(WRITTEN INSTRUCTION): All of the material below is to be restated word for word, apart from the pictures.

(SUPPLIED ENTRIES):

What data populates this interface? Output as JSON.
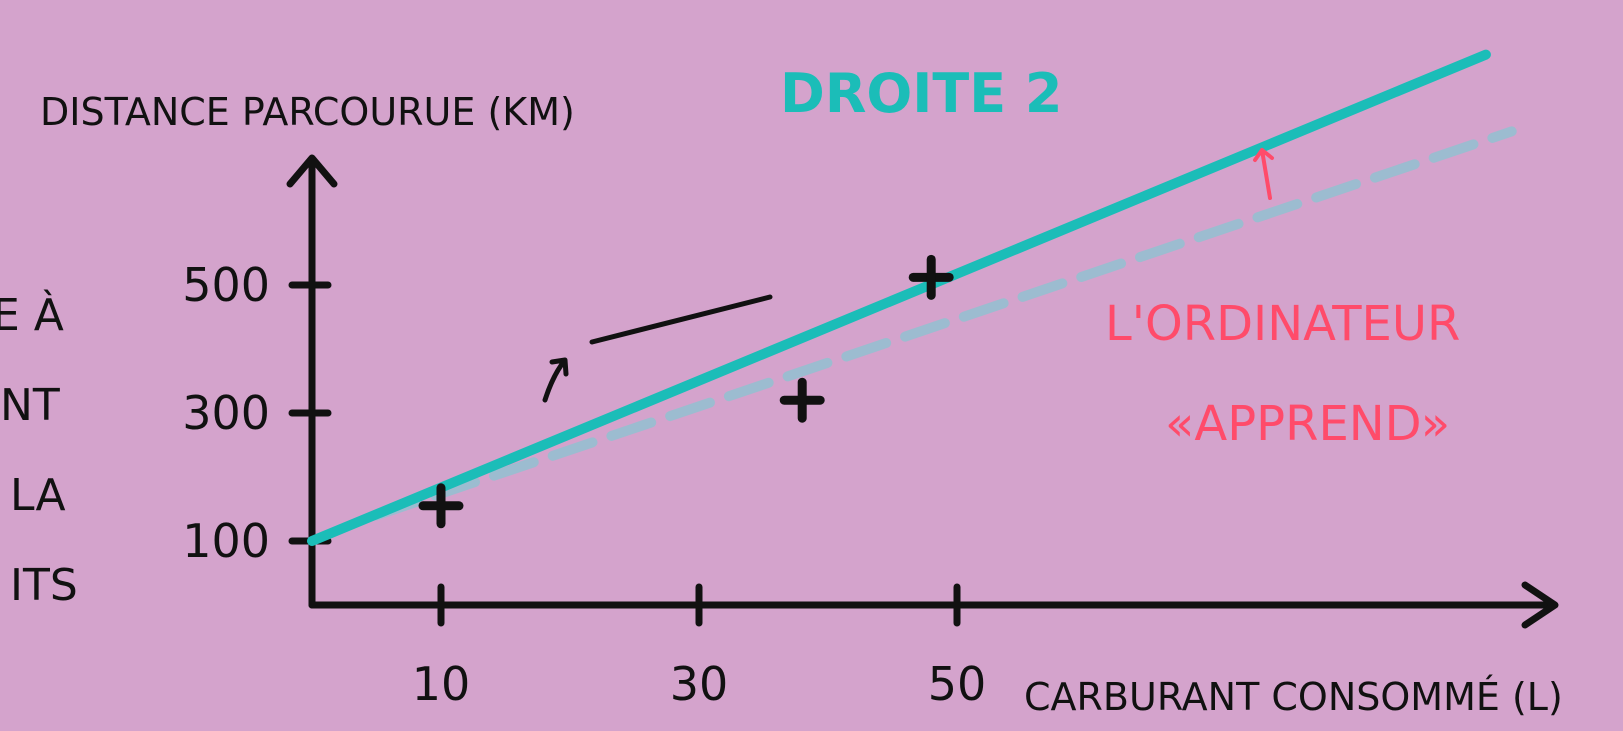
{
  "colors": {
    "background": "#d4a3cc",
    "axis": "#111111",
    "line2": "#1bbdb8",
    "line1_dashed": "#9cbcd0",
    "annotation_red": "#ff4b6a",
    "black": "#111111"
  },
  "left_text_fragments": [
    "E À",
    "NT",
    "LA",
    "ITS"
  ],
  "labels": {
    "droite2": "DROITE 2",
    "ordinateur_line1": "L'ORDINATEUR",
    "ordinateur_line2": "«APPREND»"
  },
  "chart_data": {
    "type": "line",
    "xlabel": "CARBURANT CONSOMMÉ (L)",
    "ylabel": "DISTANCE PARCOURUE (KM)",
    "xlim": [
      0,
      95
    ],
    "ylim": [
      0,
      640
    ],
    "x_ticks": [
      10,
      30,
      50
    ],
    "y_ticks": [
      100,
      300,
      500
    ],
    "points": [
      {
        "x": 10,
        "y": 155
      },
      {
        "x": 38,
        "y": 320
      },
      {
        "x": 48,
        "y": 512
      }
    ],
    "series": [
      {
        "name": "DROITE 2",
        "style": "solid",
        "x": [
          0,
          91
        ],
        "y": [
          100,
          860
        ]
      },
      {
        "style": "dashed",
        "x": [
          5,
          93
        ],
        "y": [
          140,
          740
        ]
      }
    ]
  }
}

(WRITTEN REPLY):
What data populates this interface? Output as JSON.
{
  "colors": {
    "background": "#d4a3cc",
    "axis": "#111111",
    "line2": "#1bbdb8",
    "line1_dashed": "#9cbcd0",
    "annotation_red": "#ff4b6a",
    "black": "#111111"
  },
  "left_text_fragments": [
    "E À",
    "NT",
    "LA",
    "ITS"
  ],
  "labels": {
    "droite2": "DROITE 2",
    "ordinateur_line1": "L'ORDINATEUR",
    "ordinateur_line2": "«APPREND»"
  },
  "chart_data": {
    "type": "line",
    "xlabel": "CARBURANT CONSOMMÉ (L)",
    "ylabel": "DISTANCE PARCOURUE (KM)",
    "xlim": [
      0,
      95
    ],
    "ylim": [
      0,
      640
    ],
    "x_ticks": [
      10,
      30,
      50
    ],
    "y_ticks": [
      100,
      300,
      500
    ],
    "points": [
      {
        "x": 10,
        "y": 155
      },
      {
        "x": 38,
        "y": 320
      },
      {
        "x": 48,
        "y": 512
      }
    ],
    "series": [
      {
        "name": "DROITE 2",
        "style": "solid",
        "x": [
          0,
          91
        ],
        "y": [
          100,
          860
        ]
      },
      {
        "style": "dashed",
        "x": [
          5,
          93
        ],
        "y": [
          140,
          740
        ]
      }
    ]
  }
}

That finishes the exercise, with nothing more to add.